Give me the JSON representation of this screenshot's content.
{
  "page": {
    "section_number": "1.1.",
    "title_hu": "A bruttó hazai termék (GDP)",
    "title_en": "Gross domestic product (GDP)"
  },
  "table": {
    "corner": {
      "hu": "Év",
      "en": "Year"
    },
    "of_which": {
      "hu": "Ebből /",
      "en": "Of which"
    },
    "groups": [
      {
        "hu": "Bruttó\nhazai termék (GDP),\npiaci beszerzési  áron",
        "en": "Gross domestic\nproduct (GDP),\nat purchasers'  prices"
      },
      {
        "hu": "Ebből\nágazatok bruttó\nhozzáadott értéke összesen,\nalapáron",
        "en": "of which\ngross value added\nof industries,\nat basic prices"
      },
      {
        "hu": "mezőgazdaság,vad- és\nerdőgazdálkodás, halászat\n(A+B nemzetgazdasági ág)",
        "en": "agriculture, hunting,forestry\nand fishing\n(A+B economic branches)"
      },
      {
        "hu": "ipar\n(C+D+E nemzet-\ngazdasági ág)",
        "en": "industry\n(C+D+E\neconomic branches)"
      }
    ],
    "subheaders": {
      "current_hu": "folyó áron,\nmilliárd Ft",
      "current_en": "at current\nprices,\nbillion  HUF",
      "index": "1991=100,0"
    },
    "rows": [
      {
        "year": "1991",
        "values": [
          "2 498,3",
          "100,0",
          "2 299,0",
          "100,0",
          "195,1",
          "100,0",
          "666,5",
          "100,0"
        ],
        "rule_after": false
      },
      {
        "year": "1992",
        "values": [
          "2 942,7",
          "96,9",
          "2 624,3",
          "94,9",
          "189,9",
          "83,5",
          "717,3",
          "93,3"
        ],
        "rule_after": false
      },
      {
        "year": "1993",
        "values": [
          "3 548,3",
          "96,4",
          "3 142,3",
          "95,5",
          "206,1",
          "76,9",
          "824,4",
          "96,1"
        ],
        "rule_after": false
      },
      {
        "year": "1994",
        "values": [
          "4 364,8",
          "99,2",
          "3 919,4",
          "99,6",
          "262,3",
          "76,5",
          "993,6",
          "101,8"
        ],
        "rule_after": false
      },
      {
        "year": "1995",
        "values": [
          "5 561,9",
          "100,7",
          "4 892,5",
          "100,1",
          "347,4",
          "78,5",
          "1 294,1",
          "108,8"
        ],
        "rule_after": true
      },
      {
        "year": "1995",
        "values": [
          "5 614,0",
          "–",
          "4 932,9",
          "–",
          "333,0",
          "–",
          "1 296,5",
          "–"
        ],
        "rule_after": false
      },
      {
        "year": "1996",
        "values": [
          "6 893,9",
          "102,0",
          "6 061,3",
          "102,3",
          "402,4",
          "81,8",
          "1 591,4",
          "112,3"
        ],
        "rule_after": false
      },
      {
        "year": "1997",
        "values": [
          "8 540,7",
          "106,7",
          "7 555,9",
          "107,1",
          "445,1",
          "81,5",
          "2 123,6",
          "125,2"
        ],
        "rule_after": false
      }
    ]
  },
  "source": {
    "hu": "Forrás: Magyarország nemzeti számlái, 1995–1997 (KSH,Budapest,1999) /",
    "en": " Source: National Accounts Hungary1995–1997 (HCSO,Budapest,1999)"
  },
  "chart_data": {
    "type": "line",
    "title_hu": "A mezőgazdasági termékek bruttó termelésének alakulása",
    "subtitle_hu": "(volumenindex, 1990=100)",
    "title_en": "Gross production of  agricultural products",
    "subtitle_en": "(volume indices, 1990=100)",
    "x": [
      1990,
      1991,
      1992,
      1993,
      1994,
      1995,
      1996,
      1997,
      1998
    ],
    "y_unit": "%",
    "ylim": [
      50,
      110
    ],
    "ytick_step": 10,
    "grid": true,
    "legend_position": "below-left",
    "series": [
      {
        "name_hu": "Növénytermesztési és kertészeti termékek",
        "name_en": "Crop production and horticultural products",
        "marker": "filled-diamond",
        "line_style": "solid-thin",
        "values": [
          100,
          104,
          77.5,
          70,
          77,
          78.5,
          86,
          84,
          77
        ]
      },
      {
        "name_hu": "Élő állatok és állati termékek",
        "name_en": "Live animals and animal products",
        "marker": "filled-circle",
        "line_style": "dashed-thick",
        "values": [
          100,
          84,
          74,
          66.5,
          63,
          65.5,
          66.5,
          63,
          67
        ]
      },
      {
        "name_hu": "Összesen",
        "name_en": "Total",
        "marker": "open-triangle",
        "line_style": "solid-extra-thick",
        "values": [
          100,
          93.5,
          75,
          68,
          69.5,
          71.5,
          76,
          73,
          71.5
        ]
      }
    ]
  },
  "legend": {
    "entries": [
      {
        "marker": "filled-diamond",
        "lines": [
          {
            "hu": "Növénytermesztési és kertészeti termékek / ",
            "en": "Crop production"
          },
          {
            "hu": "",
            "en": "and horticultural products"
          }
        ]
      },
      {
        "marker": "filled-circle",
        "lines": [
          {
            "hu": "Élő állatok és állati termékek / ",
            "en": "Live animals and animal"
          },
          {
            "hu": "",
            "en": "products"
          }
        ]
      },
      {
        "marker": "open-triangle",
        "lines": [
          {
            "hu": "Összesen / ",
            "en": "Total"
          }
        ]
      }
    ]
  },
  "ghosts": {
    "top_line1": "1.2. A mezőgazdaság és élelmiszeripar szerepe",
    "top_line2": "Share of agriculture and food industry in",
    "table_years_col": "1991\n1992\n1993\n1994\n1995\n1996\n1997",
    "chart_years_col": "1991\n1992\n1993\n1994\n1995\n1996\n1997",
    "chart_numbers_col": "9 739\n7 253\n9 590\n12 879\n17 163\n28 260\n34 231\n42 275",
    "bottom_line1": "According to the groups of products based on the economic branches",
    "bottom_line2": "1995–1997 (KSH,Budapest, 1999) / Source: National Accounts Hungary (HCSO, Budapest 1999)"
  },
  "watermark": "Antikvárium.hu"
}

===

# Brief
Output the lines above verbatim and in full.

# Problem solution
Give me the JSON representation of this screenshot's content.
{
  "page": {
    "section_number": "1.1.",
    "title_hu": "A bruttó hazai termék (GDP)",
    "title_en": "Gross domestic product (GDP)"
  },
  "table": {
    "corner": {
      "hu": "Év",
      "en": "Year"
    },
    "of_which": {
      "hu": "Ebből /",
      "en": "Of which"
    },
    "groups": [
      {
        "hu": "Bruttó\nhazai termék (GDP),\npiaci beszerzési  áron",
        "en": "Gross domestic\nproduct (GDP),\nat purchasers'  prices"
      },
      {
        "hu": "Ebből\nágazatok bruttó\nhozzáadott értéke összesen,\nalapáron",
        "en": "of which\ngross value added\nof industries,\nat basic prices"
      },
      {
        "hu": "mezőgazdaság,vad- és\nerdőgazdálkodás, halászat\n(A+B nemzetgazdasági ág)",
        "en": "agriculture, hunting,forestry\nand fishing\n(A+B economic branches)"
      },
      {
        "hu": "ipar\n(C+D+E nemzet-\ngazdasági ág)",
        "en": "industry\n(C+D+E\neconomic branches)"
      }
    ],
    "subheaders": {
      "current_hu": "folyó áron,\nmilliárd Ft",
      "current_en": "at current\nprices,\nbillion  HUF",
      "index": "1991=100,0"
    },
    "rows": [
      {
        "year": "1991",
        "values": [
          "2 498,3",
          "100,0",
          "2 299,0",
          "100,0",
          "195,1",
          "100,0",
          "666,5",
          "100,0"
        ],
        "rule_after": false
      },
      {
        "year": "1992",
        "values": [
          "2 942,7",
          "96,9",
          "2 624,3",
          "94,9",
          "189,9",
          "83,5",
          "717,3",
          "93,3"
        ],
        "rule_after": false
      },
      {
        "year": "1993",
        "values": [
          "3 548,3",
          "96,4",
          "3 142,3",
          "95,5",
          "206,1",
          "76,9",
          "824,4",
          "96,1"
        ],
        "rule_after": false
      },
      {
        "year": "1994",
        "values": [
          "4 364,8",
          "99,2",
          "3 919,4",
          "99,6",
          "262,3",
          "76,5",
          "993,6",
          "101,8"
        ],
        "rule_after": false
      },
      {
        "year": "1995",
        "values": [
          "5 561,9",
          "100,7",
          "4 892,5",
          "100,1",
          "347,4",
          "78,5",
          "1 294,1",
          "108,8"
        ],
        "rule_after": true
      },
      {
        "year": "1995",
        "values": [
          "5 614,0",
          "–",
          "4 932,9",
          "–",
          "333,0",
          "–",
          "1 296,5",
          "–"
        ],
        "rule_after": false
      },
      {
        "year": "1996",
        "values": [
          "6 893,9",
          "102,0",
          "6 061,3",
          "102,3",
          "402,4",
          "81,8",
          "1 591,4",
          "112,3"
        ],
        "rule_after": false
      },
      {
        "year": "1997",
        "values": [
          "8 540,7",
          "106,7",
          "7 555,9",
          "107,1",
          "445,1",
          "81,5",
          "2 123,6",
          "125,2"
        ],
        "rule_after": false
      }
    ]
  },
  "source": {
    "hu": "Forrás: Magyarország nemzeti számlái, 1995–1997 (KSH,Budapest,1999) /",
    "en": " Source: National Accounts Hungary1995–1997 (HCSO,Budapest,1999)"
  },
  "chart_data": {
    "type": "line",
    "title_hu": "A mezőgazdasági termékek bruttó termelésének alakulása",
    "subtitle_hu": "(volumenindex, 1990=100)",
    "title_en": "Gross production of  agricultural products",
    "subtitle_en": "(volume indices, 1990=100)",
    "x": [
      1990,
      1991,
      1992,
      1993,
      1994,
      1995,
      1996,
      1997,
      1998
    ],
    "y_unit": "%",
    "ylim": [
      50,
      110
    ],
    "ytick_step": 10,
    "grid": true,
    "legend_position": "below-left",
    "series": [
      {
        "name_hu": "Növénytermesztési és kertészeti termékek",
        "name_en": "Crop production and horticultural products",
        "marker": "filled-diamond",
        "line_style": "solid-thin",
        "values": [
          100,
          104,
          77.5,
          70,
          77,
          78.5,
          86,
          84,
          77
        ]
      },
      {
        "name_hu": "Élő állatok és állati termékek",
        "name_en": "Live animals and animal products",
        "marker": "filled-circle",
        "line_style": "dashed-thick",
        "values": [
          100,
          84,
          74,
          66.5,
          63,
          65.5,
          66.5,
          63,
          67
        ]
      },
      {
        "name_hu": "Összesen",
        "name_en": "Total",
        "marker": "open-triangle",
        "line_style": "solid-extra-thick",
        "values": [
          100,
          93.5,
          75,
          68,
          69.5,
          71.5,
          76,
          73,
          71.5
        ]
      }
    ]
  },
  "legend": {
    "entries": [
      {
        "marker": "filled-diamond",
        "lines": [
          {
            "hu": "Növénytermesztési és kertészeti termékek / ",
            "en": "Crop production"
          },
          {
            "hu": "",
            "en": "and horticultural products"
          }
        ]
      },
      {
        "marker": "filled-circle",
        "lines": [
          {
            "hu": "Élő állatok és állati termékek / ",
            "en": "Live animals and animal"
          },
          {
            "hu": "",
            "en": "products"
          }
        ]
      },
      {
        "marker": "open-triangle",
        "lines": [
          {
            "hu": "Összesen / ",
            "en": "Total"
          }
        ]
      }
    ]
  },
  "ghosts": {
    "top_line1": "1.2. A mezőgazdaság és élelmiszeripar szerepe",
    "top_line2": "Share of agriculture and food industry in",
    "table_years_col": "1991\n1992\n1993\n1994\n1995\n1996\n1997",
    "chart_years_col": "1991\n1992\n1993\n1994\n1995\n1996\n1997",
    "chart_numbers_col": "9 739\n7 253\n9 590\n12 879\n17 163\n28 260\n34 231\n42 275",
    "bottom_line1": "According to the groups of products based on the economic branches",
    "bottom_line2": "1995–1997 (KSH,Budapest, 1999) / Source: National Accounts Hungary (HCSO, Budapest 1999)"
  },
  "watermark": "Antikvárium.hu"
}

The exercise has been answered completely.